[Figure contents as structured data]

»»

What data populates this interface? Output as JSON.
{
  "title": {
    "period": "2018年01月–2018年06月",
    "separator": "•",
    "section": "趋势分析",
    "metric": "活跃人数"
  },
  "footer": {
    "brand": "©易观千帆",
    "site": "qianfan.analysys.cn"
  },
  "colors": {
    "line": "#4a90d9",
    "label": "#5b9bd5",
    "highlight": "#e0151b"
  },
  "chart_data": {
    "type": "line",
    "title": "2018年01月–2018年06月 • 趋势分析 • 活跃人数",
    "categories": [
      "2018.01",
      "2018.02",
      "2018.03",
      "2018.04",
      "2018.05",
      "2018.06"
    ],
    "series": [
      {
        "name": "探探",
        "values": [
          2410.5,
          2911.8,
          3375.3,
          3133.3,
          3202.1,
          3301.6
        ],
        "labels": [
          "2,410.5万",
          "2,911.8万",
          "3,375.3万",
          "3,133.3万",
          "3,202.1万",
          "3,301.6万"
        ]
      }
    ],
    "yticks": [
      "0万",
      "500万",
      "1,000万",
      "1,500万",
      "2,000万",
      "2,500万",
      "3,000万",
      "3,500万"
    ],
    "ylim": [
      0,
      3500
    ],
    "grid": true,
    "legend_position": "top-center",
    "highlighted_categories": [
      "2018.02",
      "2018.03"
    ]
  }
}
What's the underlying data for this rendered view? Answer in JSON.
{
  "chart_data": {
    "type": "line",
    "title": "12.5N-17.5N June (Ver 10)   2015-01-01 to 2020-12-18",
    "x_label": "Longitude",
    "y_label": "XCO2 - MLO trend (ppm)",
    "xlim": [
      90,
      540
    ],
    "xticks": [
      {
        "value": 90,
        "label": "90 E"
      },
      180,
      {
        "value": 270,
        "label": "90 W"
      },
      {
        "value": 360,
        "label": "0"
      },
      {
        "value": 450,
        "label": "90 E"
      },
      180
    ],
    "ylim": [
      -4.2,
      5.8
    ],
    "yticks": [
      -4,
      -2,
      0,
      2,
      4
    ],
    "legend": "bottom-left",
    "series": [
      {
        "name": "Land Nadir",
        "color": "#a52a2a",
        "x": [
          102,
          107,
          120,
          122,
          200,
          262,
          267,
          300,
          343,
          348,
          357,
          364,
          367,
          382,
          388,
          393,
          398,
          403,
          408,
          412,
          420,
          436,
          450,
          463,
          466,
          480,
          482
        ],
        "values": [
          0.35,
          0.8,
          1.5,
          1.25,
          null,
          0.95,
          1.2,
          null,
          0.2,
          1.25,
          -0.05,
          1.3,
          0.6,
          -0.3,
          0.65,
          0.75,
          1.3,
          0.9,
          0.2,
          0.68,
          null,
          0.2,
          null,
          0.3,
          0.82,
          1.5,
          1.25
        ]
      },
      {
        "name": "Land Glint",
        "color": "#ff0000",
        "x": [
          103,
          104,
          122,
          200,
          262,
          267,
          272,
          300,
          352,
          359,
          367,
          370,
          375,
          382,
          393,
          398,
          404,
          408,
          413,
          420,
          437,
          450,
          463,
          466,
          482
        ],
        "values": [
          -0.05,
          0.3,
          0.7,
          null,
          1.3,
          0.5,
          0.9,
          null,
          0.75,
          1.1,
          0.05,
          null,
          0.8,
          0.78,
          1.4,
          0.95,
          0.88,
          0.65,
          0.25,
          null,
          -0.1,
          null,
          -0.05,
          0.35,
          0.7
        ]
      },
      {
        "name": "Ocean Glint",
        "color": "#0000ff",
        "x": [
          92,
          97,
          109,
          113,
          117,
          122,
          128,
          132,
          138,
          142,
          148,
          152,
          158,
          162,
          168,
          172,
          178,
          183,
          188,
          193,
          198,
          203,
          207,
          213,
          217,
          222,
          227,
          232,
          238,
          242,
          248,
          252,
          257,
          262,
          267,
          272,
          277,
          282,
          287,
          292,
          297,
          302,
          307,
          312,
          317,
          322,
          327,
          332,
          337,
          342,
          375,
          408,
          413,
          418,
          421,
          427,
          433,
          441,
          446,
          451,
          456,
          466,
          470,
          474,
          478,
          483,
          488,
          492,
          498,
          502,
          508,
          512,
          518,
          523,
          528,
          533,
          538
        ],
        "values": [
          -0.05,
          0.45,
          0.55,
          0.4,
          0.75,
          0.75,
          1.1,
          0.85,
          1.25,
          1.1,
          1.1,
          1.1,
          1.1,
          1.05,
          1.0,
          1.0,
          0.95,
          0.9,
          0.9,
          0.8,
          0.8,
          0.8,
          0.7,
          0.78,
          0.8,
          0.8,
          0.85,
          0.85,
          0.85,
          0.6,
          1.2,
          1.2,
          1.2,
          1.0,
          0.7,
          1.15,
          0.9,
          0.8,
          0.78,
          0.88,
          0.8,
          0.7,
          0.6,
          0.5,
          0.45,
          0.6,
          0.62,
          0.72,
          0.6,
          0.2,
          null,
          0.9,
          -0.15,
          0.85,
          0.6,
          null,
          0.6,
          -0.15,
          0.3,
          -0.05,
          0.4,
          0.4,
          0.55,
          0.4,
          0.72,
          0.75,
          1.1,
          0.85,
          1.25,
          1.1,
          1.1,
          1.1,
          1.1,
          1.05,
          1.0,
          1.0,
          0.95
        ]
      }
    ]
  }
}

««

Copy down every line of the material above that includes the string "趋势分析".

    "section": "趋势分析",
    "title": "2018年01月–2018年06月 • 趋势分析 • 活跃人数",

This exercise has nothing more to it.